| Task requirements |
Go through the entries below and collect each line with the string "Станции" in it.

| Data entries |
-- Begin --

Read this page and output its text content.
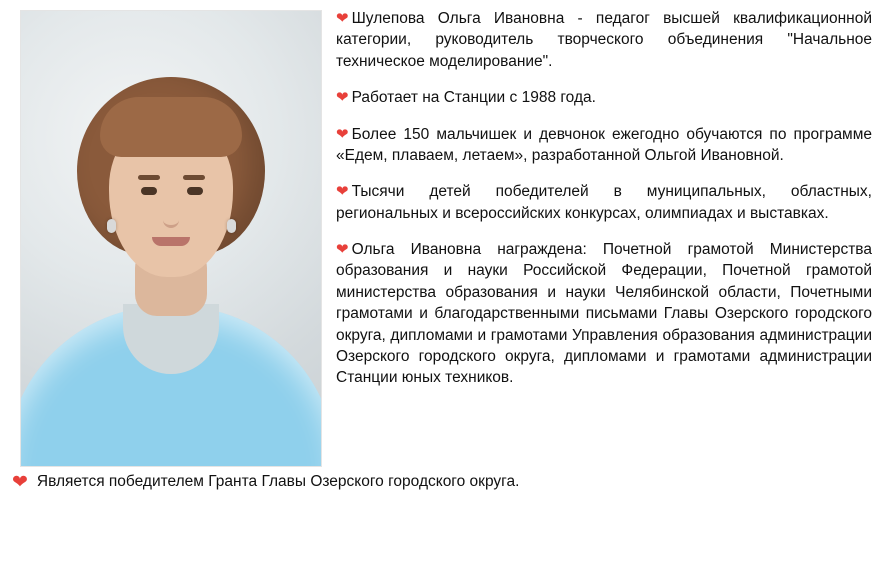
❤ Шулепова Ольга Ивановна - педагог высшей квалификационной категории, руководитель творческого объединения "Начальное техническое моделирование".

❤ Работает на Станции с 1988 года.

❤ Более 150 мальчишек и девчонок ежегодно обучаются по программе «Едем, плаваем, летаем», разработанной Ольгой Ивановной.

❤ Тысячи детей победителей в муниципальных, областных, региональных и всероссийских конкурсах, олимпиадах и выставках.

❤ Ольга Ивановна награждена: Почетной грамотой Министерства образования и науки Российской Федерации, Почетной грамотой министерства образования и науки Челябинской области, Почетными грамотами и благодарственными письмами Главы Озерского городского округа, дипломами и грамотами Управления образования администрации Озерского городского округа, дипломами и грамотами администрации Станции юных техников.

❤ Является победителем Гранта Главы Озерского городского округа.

-- End --
-- Begin --

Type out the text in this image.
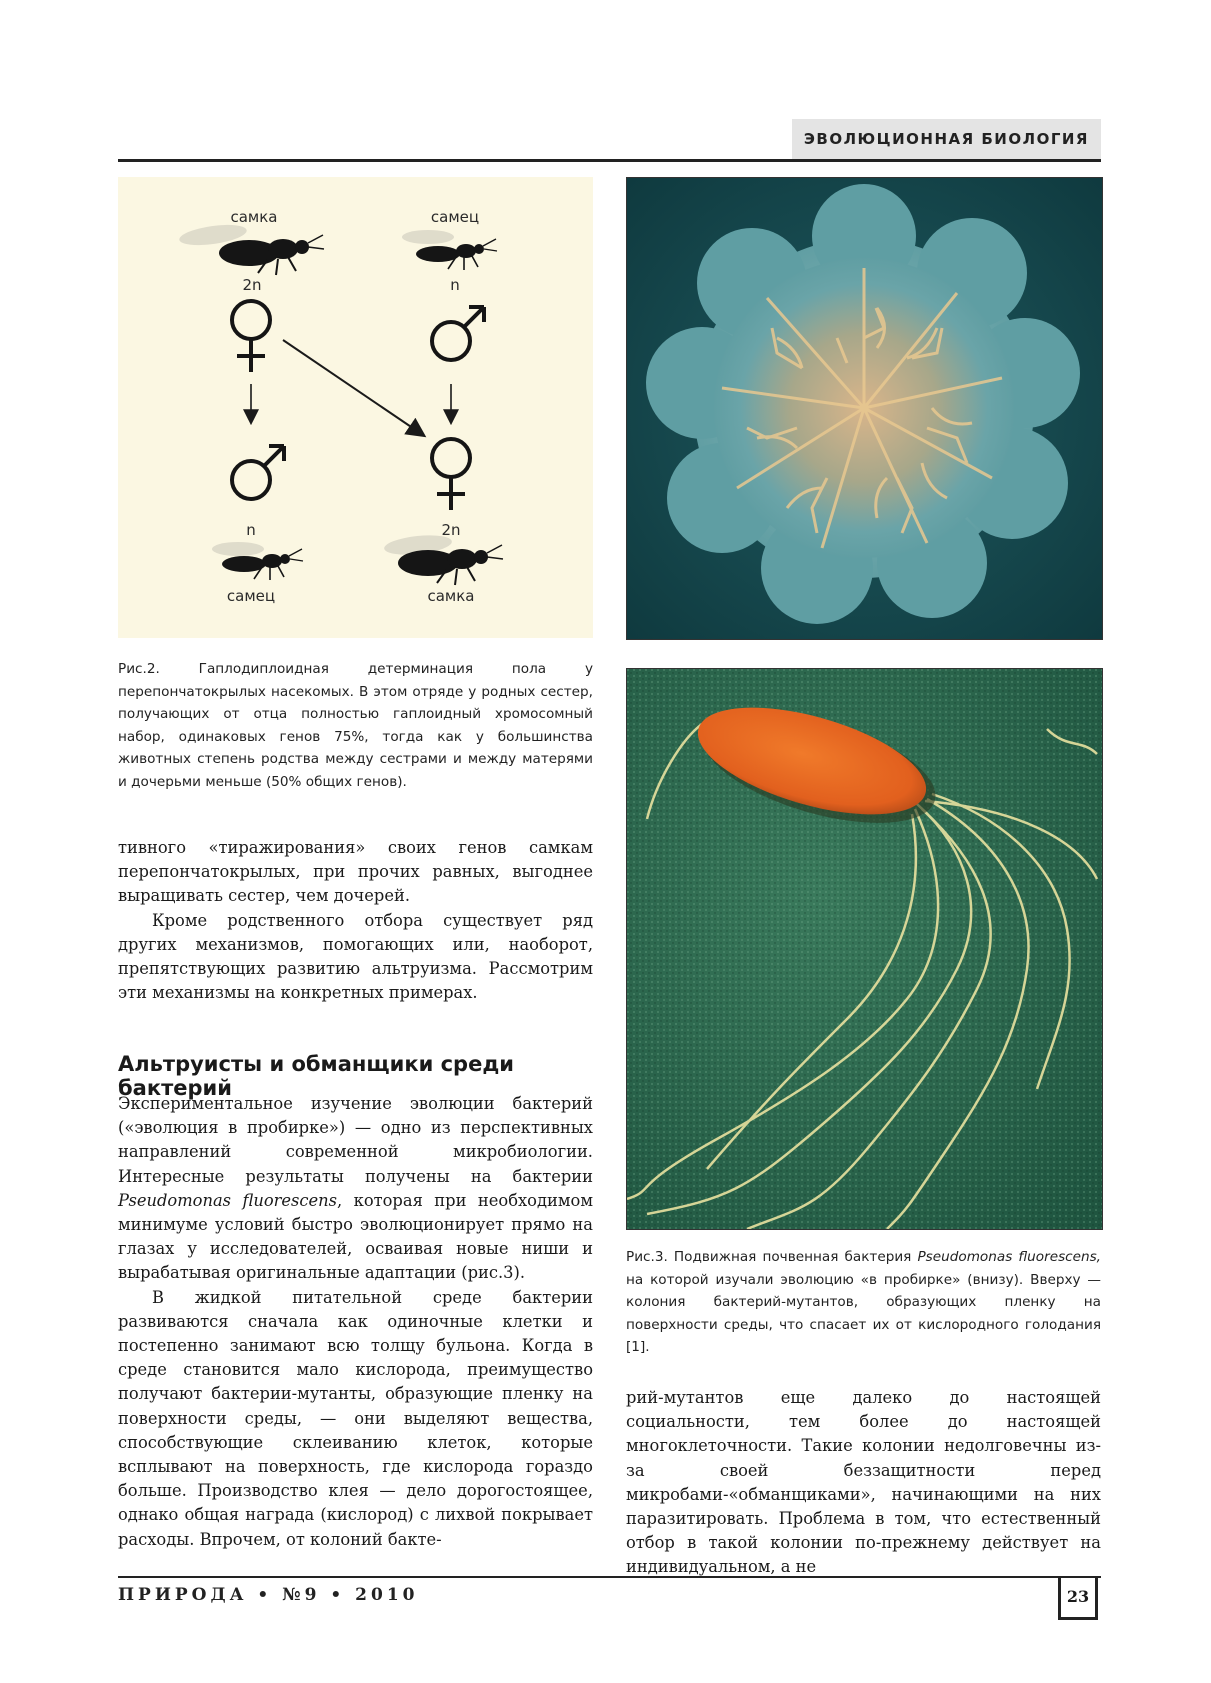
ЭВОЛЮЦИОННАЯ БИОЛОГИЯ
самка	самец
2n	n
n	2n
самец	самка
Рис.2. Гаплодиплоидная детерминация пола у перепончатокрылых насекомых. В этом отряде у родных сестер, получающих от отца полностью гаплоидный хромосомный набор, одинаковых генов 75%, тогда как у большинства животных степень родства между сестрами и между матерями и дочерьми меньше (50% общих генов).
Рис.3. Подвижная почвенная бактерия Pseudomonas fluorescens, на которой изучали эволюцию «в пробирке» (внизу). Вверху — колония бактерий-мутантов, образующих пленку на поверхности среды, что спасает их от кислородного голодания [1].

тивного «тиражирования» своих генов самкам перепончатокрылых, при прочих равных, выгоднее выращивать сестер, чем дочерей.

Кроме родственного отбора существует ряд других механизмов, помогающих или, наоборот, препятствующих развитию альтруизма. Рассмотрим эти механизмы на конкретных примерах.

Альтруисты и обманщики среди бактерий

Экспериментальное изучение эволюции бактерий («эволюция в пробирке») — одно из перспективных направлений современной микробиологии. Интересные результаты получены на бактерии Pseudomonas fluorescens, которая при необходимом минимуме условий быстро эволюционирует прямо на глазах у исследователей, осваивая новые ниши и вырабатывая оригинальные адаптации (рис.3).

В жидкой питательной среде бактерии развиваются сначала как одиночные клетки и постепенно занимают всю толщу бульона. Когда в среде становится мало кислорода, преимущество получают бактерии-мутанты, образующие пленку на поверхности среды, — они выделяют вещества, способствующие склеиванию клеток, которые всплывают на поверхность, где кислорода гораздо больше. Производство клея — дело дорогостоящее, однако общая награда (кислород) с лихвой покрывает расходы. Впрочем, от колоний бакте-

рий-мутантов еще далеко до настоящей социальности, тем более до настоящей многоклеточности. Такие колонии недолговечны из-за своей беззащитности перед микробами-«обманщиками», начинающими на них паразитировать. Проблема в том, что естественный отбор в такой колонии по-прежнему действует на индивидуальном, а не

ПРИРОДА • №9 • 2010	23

-- End --

| Task response |
❤ Работает на Станции с 1988 года.
❤ Ольга Ивановна награждена: Почетной грамотой Министерства образования и науки Российской Федерации, Почетной грамотой министерства образования и науки Челябинской области, Почетными грамотами и благодарственными письмами Главы Озерского городского округа, дипломами и грамотами Управления образования администрации Озерского городского округа, дипломами и грамотами администрации Станции юных техников.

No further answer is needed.